• _Brief_
Check each line below for the word "label", and copy those that have it.

• _Dataset_
** begin **

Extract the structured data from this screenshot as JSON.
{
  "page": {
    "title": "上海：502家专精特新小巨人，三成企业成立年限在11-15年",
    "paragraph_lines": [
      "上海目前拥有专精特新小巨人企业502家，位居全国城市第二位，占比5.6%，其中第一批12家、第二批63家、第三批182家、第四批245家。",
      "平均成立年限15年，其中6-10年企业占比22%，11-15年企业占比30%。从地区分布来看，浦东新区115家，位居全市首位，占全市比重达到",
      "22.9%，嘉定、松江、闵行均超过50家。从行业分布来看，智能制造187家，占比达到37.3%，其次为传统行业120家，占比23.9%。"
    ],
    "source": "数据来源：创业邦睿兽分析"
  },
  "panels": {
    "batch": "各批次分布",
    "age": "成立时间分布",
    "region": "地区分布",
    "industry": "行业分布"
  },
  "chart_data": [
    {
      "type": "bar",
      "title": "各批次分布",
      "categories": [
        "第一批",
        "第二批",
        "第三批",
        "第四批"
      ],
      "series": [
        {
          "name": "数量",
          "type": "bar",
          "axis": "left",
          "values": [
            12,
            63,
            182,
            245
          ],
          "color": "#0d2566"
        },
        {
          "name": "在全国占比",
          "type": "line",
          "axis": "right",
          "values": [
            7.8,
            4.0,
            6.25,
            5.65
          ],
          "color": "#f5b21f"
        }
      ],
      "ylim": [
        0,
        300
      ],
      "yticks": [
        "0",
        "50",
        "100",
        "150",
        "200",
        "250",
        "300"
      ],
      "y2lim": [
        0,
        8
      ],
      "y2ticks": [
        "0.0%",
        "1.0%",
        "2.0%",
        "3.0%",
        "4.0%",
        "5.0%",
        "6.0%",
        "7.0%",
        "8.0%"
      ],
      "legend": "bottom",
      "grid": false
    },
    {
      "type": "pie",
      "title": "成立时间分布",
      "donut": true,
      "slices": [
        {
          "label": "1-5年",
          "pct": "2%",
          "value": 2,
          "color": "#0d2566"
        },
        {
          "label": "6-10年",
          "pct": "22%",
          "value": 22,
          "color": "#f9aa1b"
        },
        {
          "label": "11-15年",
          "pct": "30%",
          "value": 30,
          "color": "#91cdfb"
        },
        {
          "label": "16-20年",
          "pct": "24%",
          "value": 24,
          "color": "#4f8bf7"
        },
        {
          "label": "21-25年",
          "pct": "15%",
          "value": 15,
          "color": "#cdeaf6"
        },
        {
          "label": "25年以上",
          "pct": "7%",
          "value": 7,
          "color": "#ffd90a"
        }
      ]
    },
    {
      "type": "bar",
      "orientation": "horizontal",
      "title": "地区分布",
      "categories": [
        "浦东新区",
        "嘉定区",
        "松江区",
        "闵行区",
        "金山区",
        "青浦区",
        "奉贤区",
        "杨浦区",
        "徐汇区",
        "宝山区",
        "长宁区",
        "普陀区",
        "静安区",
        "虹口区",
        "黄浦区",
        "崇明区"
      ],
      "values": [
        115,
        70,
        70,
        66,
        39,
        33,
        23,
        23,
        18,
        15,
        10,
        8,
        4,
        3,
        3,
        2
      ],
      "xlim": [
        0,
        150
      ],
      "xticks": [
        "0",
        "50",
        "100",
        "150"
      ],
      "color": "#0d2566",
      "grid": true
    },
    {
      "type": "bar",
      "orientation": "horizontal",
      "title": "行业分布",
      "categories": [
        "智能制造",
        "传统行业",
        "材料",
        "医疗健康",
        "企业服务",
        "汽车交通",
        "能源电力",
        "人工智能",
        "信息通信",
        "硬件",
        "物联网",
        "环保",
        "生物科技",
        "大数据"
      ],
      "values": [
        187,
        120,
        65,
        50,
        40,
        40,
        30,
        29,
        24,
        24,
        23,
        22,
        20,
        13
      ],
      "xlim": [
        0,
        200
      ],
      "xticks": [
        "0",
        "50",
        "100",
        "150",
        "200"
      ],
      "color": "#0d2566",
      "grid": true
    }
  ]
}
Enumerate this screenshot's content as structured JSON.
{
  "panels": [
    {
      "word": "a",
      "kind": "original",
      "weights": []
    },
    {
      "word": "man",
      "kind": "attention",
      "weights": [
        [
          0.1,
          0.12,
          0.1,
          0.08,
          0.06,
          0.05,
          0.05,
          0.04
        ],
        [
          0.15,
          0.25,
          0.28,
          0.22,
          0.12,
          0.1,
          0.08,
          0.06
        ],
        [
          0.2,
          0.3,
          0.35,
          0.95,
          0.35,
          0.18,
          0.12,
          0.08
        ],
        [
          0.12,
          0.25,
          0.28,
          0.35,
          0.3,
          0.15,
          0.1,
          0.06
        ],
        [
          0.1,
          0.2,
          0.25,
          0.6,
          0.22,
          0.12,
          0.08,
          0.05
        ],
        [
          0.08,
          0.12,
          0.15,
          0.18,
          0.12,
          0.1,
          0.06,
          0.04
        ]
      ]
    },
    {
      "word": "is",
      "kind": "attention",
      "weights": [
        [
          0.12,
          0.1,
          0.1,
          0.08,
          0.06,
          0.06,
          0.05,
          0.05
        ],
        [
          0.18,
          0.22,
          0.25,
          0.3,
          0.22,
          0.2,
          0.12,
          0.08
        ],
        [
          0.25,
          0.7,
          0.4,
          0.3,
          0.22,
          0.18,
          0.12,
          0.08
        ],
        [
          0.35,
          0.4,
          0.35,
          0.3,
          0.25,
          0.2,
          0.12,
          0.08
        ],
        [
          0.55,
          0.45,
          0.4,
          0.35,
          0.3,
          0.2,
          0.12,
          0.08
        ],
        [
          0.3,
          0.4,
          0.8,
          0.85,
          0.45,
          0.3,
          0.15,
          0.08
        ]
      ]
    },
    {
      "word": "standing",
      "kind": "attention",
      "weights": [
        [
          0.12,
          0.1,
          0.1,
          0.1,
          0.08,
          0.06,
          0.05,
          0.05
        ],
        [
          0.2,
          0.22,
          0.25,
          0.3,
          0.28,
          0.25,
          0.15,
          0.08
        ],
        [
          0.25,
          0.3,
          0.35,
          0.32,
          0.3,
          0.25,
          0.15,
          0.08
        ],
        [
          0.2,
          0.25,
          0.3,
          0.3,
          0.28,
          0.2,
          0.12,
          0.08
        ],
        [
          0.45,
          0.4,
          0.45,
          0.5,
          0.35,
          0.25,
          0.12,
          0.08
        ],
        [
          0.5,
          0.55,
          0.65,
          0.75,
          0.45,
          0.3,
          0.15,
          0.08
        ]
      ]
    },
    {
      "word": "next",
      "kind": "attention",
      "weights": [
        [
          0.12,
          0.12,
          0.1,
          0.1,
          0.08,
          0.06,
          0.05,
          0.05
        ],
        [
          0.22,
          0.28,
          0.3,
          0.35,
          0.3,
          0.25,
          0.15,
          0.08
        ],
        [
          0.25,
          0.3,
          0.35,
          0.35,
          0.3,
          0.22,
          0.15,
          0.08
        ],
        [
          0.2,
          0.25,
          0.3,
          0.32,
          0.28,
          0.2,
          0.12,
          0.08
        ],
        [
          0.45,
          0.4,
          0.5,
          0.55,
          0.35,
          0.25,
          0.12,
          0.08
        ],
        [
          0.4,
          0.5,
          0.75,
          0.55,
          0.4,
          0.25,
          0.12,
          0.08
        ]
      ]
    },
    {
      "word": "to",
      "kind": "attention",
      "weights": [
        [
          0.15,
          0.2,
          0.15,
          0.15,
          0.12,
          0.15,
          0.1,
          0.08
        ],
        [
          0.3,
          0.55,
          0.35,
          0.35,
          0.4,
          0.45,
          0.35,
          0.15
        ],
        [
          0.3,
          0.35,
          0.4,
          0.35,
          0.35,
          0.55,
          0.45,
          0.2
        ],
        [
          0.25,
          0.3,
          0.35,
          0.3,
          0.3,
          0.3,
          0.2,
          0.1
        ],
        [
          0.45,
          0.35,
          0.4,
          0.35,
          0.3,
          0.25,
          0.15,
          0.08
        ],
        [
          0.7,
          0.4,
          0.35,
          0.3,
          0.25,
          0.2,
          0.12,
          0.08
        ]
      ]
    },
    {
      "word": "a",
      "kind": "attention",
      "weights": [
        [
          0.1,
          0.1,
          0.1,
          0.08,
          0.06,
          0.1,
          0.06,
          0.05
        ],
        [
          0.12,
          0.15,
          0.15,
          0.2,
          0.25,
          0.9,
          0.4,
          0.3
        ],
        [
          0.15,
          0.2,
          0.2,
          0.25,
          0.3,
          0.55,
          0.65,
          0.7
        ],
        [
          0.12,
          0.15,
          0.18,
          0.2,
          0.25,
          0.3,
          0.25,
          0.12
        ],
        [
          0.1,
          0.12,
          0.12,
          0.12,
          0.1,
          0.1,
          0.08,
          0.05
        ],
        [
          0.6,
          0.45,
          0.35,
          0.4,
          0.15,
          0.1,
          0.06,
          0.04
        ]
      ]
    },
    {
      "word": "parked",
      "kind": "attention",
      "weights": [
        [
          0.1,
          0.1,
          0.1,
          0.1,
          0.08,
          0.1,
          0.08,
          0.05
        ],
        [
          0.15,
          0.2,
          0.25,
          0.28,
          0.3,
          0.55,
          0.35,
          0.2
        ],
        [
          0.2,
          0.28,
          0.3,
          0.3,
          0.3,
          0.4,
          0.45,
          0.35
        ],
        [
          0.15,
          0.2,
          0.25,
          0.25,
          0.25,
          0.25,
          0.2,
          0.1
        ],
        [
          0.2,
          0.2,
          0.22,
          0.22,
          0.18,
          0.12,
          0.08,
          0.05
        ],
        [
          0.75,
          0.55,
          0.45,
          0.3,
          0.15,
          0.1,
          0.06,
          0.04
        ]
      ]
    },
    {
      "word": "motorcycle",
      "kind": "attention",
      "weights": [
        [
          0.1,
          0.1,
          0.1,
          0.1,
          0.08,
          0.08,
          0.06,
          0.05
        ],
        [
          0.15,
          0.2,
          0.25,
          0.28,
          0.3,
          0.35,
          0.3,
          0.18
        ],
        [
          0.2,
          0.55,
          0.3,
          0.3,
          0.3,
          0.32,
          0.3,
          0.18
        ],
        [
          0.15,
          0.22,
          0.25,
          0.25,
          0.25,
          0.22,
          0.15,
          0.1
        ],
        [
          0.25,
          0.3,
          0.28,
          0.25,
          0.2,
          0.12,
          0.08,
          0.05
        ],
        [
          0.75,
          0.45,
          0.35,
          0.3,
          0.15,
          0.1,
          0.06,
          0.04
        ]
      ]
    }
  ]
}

** end **

• _Answer_
          "label": "1-5年",
          "label": "6-10年",
          "label": "11-15年",
          "label": "16-20年",
          "label": "21-25年",
          "label": "25年以上",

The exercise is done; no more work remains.